• **WHAT YOU SHOULD DO**:
Copy out the listing that follows, exactly, without its pictures.

(Figure collection entries)
§ §

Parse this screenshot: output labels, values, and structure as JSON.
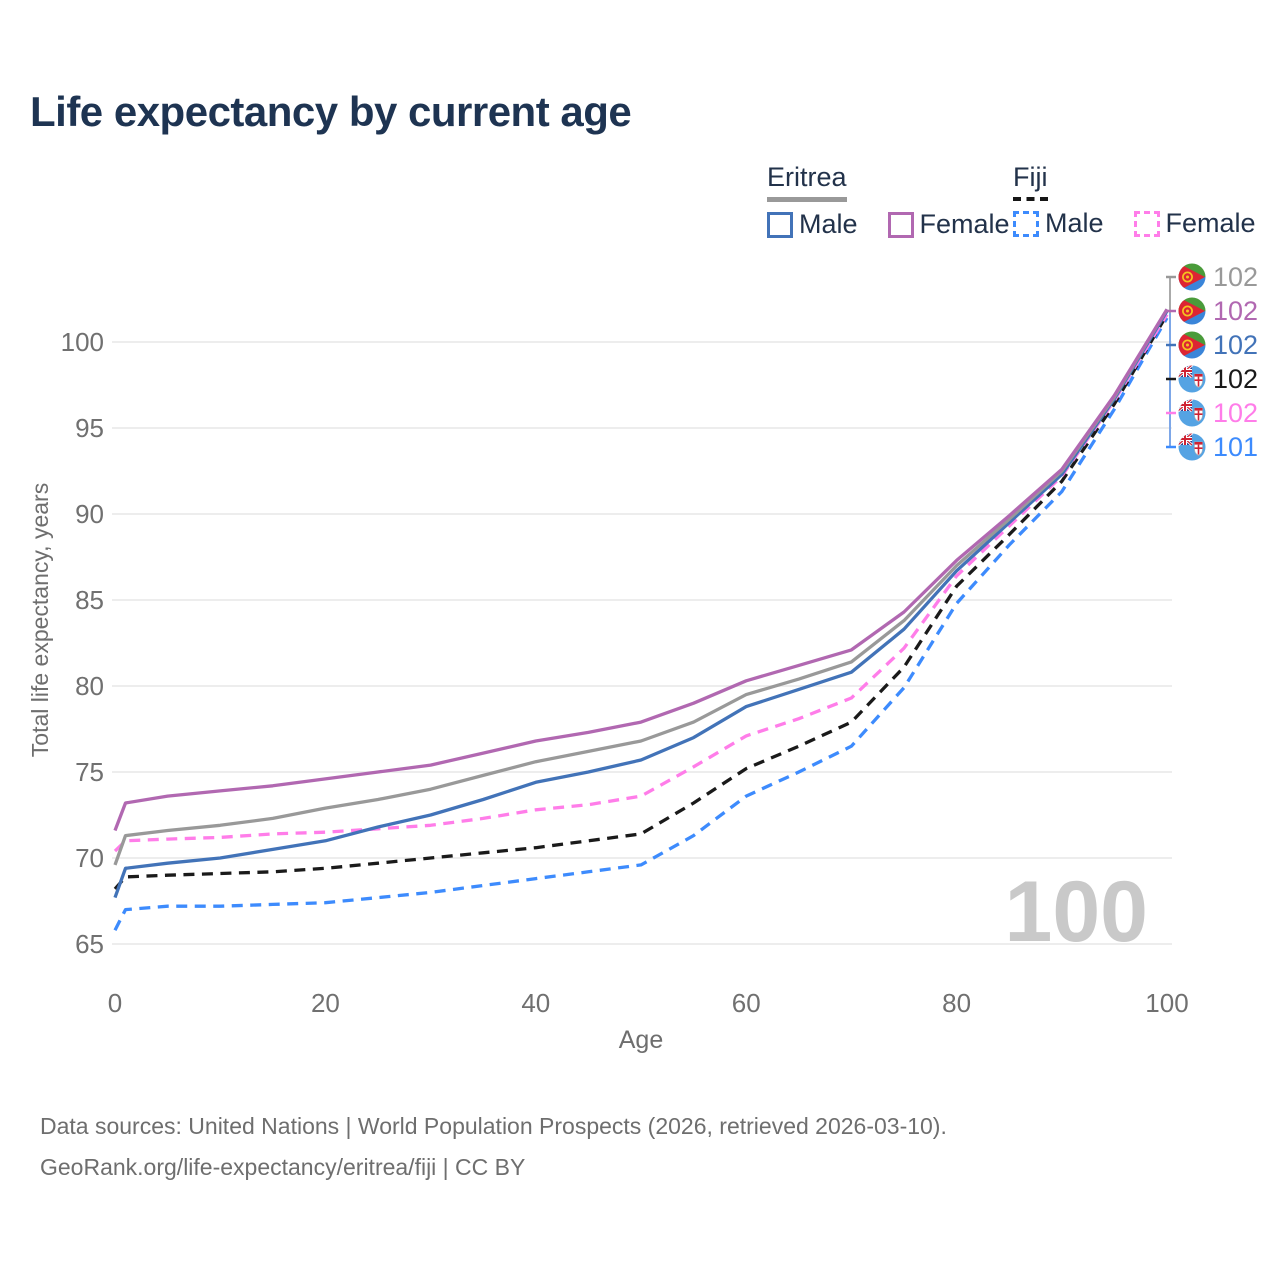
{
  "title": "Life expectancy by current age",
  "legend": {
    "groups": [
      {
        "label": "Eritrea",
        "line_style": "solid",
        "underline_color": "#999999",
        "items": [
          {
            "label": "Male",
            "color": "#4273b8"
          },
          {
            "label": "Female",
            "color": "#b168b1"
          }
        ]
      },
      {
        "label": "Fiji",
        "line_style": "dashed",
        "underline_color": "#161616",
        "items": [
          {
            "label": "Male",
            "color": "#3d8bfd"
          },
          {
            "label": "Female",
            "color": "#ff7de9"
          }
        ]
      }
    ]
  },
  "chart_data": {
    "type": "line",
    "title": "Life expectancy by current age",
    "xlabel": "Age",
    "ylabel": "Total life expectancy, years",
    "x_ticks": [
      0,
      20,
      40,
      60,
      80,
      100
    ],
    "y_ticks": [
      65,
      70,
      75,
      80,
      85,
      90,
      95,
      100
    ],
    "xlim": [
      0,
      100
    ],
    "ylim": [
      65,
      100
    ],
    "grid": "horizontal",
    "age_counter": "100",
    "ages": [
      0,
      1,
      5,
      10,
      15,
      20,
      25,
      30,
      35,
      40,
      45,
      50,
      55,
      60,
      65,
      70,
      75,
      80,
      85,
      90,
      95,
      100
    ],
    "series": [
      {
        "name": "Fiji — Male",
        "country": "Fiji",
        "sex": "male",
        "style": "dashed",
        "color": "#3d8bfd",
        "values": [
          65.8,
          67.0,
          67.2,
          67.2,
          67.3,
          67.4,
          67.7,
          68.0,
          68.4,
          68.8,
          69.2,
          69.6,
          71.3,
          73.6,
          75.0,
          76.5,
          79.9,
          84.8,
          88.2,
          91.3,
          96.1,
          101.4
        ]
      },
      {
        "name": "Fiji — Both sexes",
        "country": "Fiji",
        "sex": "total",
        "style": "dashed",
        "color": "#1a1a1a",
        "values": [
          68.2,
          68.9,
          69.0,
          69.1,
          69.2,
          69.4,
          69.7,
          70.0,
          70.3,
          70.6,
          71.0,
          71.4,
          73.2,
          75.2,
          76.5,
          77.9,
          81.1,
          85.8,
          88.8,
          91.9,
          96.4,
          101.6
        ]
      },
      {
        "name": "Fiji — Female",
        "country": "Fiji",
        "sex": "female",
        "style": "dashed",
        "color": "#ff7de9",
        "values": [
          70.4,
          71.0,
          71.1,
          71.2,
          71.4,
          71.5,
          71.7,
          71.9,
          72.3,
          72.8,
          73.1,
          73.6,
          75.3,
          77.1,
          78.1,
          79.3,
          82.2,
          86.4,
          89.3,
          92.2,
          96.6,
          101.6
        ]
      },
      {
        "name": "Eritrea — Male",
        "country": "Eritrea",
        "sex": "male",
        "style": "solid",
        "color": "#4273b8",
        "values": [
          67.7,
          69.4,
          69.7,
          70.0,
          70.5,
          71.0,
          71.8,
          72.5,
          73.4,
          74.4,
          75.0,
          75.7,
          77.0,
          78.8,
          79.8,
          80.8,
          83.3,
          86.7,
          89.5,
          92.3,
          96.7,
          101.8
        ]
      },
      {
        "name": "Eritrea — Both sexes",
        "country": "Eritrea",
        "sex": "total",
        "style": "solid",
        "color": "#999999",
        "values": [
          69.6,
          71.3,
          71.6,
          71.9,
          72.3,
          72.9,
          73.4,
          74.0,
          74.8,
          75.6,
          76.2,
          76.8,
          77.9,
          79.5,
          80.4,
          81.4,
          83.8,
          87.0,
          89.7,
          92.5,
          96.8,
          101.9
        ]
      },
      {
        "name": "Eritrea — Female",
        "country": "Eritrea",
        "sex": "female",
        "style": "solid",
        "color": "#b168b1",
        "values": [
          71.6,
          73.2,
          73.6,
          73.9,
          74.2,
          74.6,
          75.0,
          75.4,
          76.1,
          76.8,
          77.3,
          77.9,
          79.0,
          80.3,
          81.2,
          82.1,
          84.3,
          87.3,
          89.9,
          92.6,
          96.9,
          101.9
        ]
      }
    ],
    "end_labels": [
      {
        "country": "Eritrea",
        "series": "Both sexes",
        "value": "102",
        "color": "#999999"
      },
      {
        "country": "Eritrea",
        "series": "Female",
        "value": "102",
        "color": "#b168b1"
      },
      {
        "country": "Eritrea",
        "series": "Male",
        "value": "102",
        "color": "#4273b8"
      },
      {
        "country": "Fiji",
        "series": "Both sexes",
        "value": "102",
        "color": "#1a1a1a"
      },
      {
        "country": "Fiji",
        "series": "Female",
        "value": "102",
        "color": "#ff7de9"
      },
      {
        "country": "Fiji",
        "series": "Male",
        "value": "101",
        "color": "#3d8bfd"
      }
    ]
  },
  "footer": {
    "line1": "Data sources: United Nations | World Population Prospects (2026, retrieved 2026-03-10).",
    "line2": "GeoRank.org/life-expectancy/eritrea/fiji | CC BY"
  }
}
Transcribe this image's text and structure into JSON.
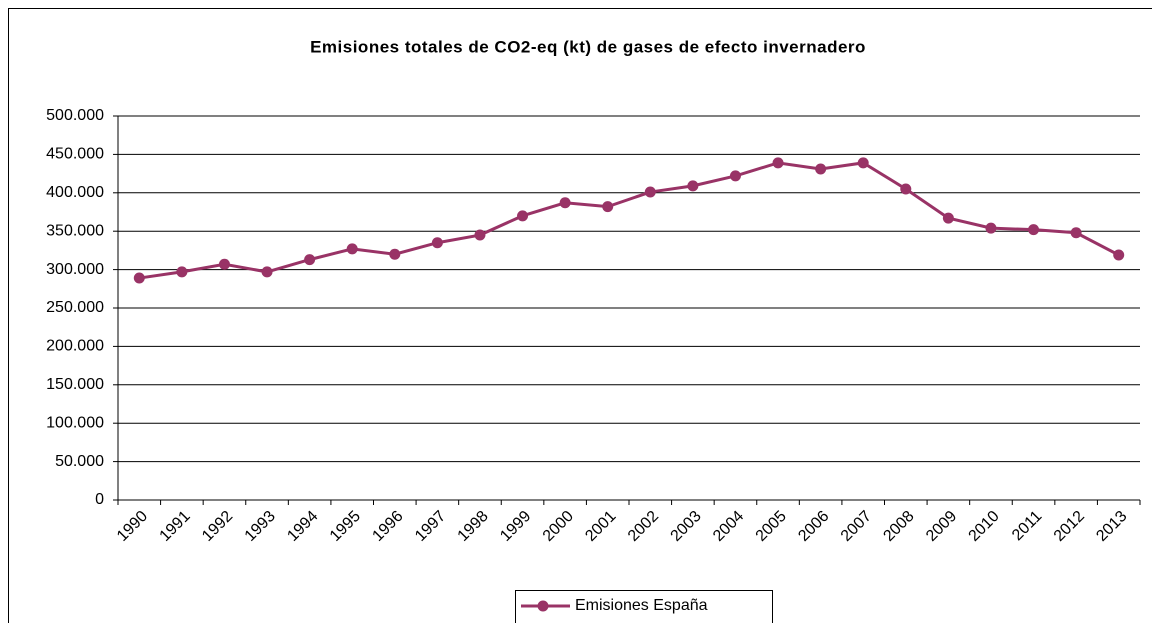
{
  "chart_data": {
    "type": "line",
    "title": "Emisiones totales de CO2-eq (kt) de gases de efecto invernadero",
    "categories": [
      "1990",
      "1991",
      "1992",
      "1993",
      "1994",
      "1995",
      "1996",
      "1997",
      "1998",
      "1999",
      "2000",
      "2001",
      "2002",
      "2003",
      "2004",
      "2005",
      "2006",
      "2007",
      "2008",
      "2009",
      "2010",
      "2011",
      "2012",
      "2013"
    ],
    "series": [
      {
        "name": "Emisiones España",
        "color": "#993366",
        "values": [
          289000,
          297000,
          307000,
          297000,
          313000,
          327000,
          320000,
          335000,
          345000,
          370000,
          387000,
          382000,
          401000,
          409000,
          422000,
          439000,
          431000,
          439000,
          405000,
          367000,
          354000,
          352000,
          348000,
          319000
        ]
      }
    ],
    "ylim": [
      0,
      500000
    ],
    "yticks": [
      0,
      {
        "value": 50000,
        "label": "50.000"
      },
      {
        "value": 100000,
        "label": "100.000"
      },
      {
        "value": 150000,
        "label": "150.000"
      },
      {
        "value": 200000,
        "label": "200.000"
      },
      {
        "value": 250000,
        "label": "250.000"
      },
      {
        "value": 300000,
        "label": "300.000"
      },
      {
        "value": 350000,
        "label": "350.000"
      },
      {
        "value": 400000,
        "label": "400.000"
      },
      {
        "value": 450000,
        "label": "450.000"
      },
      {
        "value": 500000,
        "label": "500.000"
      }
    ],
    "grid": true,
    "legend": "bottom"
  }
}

§ §

• **EXERCISE RESULT**:
Parse this screenshot: output labels, values, and structure as JSON.
{
  "title": "Life expectancy by current age",
  "legend": {
    "groups": [
      {
        "label": "Eritrea",
        "line_style": "solid",
        "underline_color": "#999999",
        "items": [
          {
            "label": "Male",
            "color": "#4273b8"
          },
          {
            "label": "Female",
            "color": "#b168b1"
          }
        ]
      },
      {
        "label": "Fiji",
        "line_style": "dashed",
        "underline_color": "#161616",
        "items": [
          {
            "label": "Male",
            "color": "#3d8bfd"
          },
          {
            "label": "Female",
            "color": "#ff7de9"
          }
        ]
      }
    ]
  },
  "chart_data": {
    "type": "line",
    "title": "Life expectancy by current age",
    "xlabel": "Age",
    "ylabel": "Total life expectancy, years",
    "x_ticks": [
      0,
      20,
      40,
      60,
      80,
      100
    ],
    "y_ticks": [
      65,
      70,
      75,
      80,
      85,
      90,
      95,
      100
    ],
    "xlim": [
      0,
      100
    ],
    "ylim": [
      65,
      100
    ],
    "grid": "horizontal",
    "age_counter": "100",
    "ages": [
      0,
      1,
      5,
      10,
      15,
      20,
      25,
      30,
      35,
      40,
      45,
      50,
      55,
      60,
      65,
      70,
      75,
      80,
      85,
      90,
      95,
      100
    ],
    "series": [
      {
        "name": "Fiji — Male",
        "country": "Fiji",
        "sex": "male",
        "style": "dashed",
        "color": "#3d8bfd",
        "values": [
          65.8,
          67.0,
          67.2,
          67.2,
          67.3,
          67.4,
          67.7,
          68.0,
          68.4,
          68.8,
          69.2,
          69.6,
          71.3,
          73.6,
          75.0,
          76.5,
          79.9,
          84.8,
          88.2,
          91.3,
          96.1,
          101.4
        ]
      },
      {
        "name": "Fiji — Both sexes",
        "country": "Fiji",
        "sex": "total",
        "style": "dashed",
        "color": "#1a1a1a",
        "values": [
          68.2,
          68.9,
          69.0,
          69.1,
          69.2,
          69.4,
          69.7,
          70.0,
          70.3,
          70.6,
          71.0,
          71.4,
          73.2,
          75.2,
          76.5,
          77.9,
          81.1,
          85.8,
          88.8,
          91.9,
          96.4,
          101.6
        ]
      },
      {
        "name": "Fiji — Female",
        "country": "Fiji",
        "sex": "female",
        "style": "dashed",
        "color": "#ff7de9",
        "values": [
          70.4,
          71.0,
          71.1,
          71.2,
          71.4,
          71.5,
          71.7,
          71.9,
          72.3,
          72.8,
          73.1,
          73.6,
          75.3,
          77.1,
          78.1,
          79.3,
          82.2,
          86.4,
          89.3,
          92.2,
          96.6,
          101.6
        ]
      },
      {
        "name": "Eritrea — Male",
        "country": "Eritrea",
        "sex": "male",
        "style": "solid",
        "color": "#4273b8",
        "values": [
          67.7,
          69.4,
          69.7,
          70.0,
          70.5,
          71.0,
          71.8,
          72.5,
          73.4,
          74.4,
          75.0,
          75.7,
          77.0,
          78.8,
          79.8,
          80.8,
          83.3,
          86.7,
          89.5,
          92.3,
          96.7,
          101.8
        ]
      },
      {
        "name": "Eritrea — Both sexes",
        "country": "Eritrea",
        "sex": "total",
        "style": "solid",
        "color": "#999999",
        "values": [
          69.6,
          71.3,
          71.6,
          71.9,
          72.3,
          72.9,
          73.4,
          74.0,
          74.8,
          75.6,
          76.2,
          76.8,
          77.9,
          79.5,
          80.4,
          81.4,
          83.8,
          87.0,
          89.7,
          92.5,
          96.8,
          101.9
        ]
      },
      {
        "name": "Eritrea — Female",
        "country": "Eritrea",
        "sex": "female",
        "style": "solid",
        "color": "#b168b1",
        "values": [
          71.6,
          73.2,
          73.6,
          73.9,
          74.2,
          74.6,
          75.0,
          75.4,
          76.1,
          76.8,
          77.3,
          77.9,
          79.0,
          80.3,
          81.2,
          82.1,
          84.3,
          87.3,
          89.9,
          92.6,
          96.9,
          101.9
        ]
      }
    ],
    "end_labels": [
      {
        "country": "Eritrea",
        "series": "Both sexes",
        "value": "102",
        "color": "#999999"
      },
      {
        "country": "Eritrea",
        "series": "Female",
        "value": "102",
        "color": "#b168b1"
      },
      {
        "country": "Eritrea",
        "series": "Male",
        "value": "102",
        "color": "#4273b8"
      },
      {
        "country": "Fiji",
        "series": "Both sexes",
        "value": "102",
        "color": "#1a1a1a"
      },
      {
        "country": "Fiji",
        "series": "Female",
        "value": "102",
        "color": "#ff7de9"
      },
      {
        "country": "Fiji",
        "series": "Male",
        "value": "101",
        "color": "#3d8bfd"
      }
    ]
  },
  "footer": {
    "line1": "Data sources: United Nations | World Population Prospects (2026, retrieved 2026-03-10).",
    "line2": "GeoRank.org/life-expectancy/eritrea/fiji | CC BY"
  }
}
Transcribe this image's text and structure into JSON.
{
  "chart_data": {
    "type": "line",
    "title": "Emisiones totales de CO2-eq (kt) de gases de efecto invernadero",
    "categories": [
      "1990",
      "1991",
      "1992",
      "1993",
      "1994",
      "1995",
      "1996",
      "1997",
      "1998",
      "1999",
      "2000",
      "2001",
      "2002",
      "2003",
      "2004",
      "2005",
      "2006",
      "2007",
      "2008",
      "2009",
      "2010",
      "2011",
      "2012",
      "2013"
    ],
    "series": [
      {
        "name": "Emisiones España",
        "color": "#993366",
        "values": [
          289000,
          297000,
          307000,
          297000,
          313000,
          327000,
          320000,
          335000,
          345000,
          370000,
          387000,
          382000,
          401000,
          409000,
          422000,
          439000,
          431000,
          439000,
          405000,
          367000,
          354000,
          352000,
          348000,
          319000
        ]
      }
    ],
    "ylim": [
      0,
      500000
    ],
    "yticks": [
      0,
      {
        "value": 50000,
        "label": "50.000"
      },
      {
        "value": 100000,
        "label": "100.000"
      },
      {
        "value": 150000,
        "label": "150.000"
      },
      {
        "value": 200000,
        "label": "200.000"
      },
      {
        "value": 250000,
        "label": "250.000"
      },
      {
        "value": 300000,
        "label": "300.000"
      },
      {
        "value": 350000,
        "label": "350.000"
      },
      {
        "value": 400000,
        "label": "400.000"
      },
      {
        "value": 450000,
        "label": "450.000"
      },
      {
        "value": 500000,
        "label": "500.000"
      }
    ],
    "grid": true,
    "legend": "bottom"
  }
}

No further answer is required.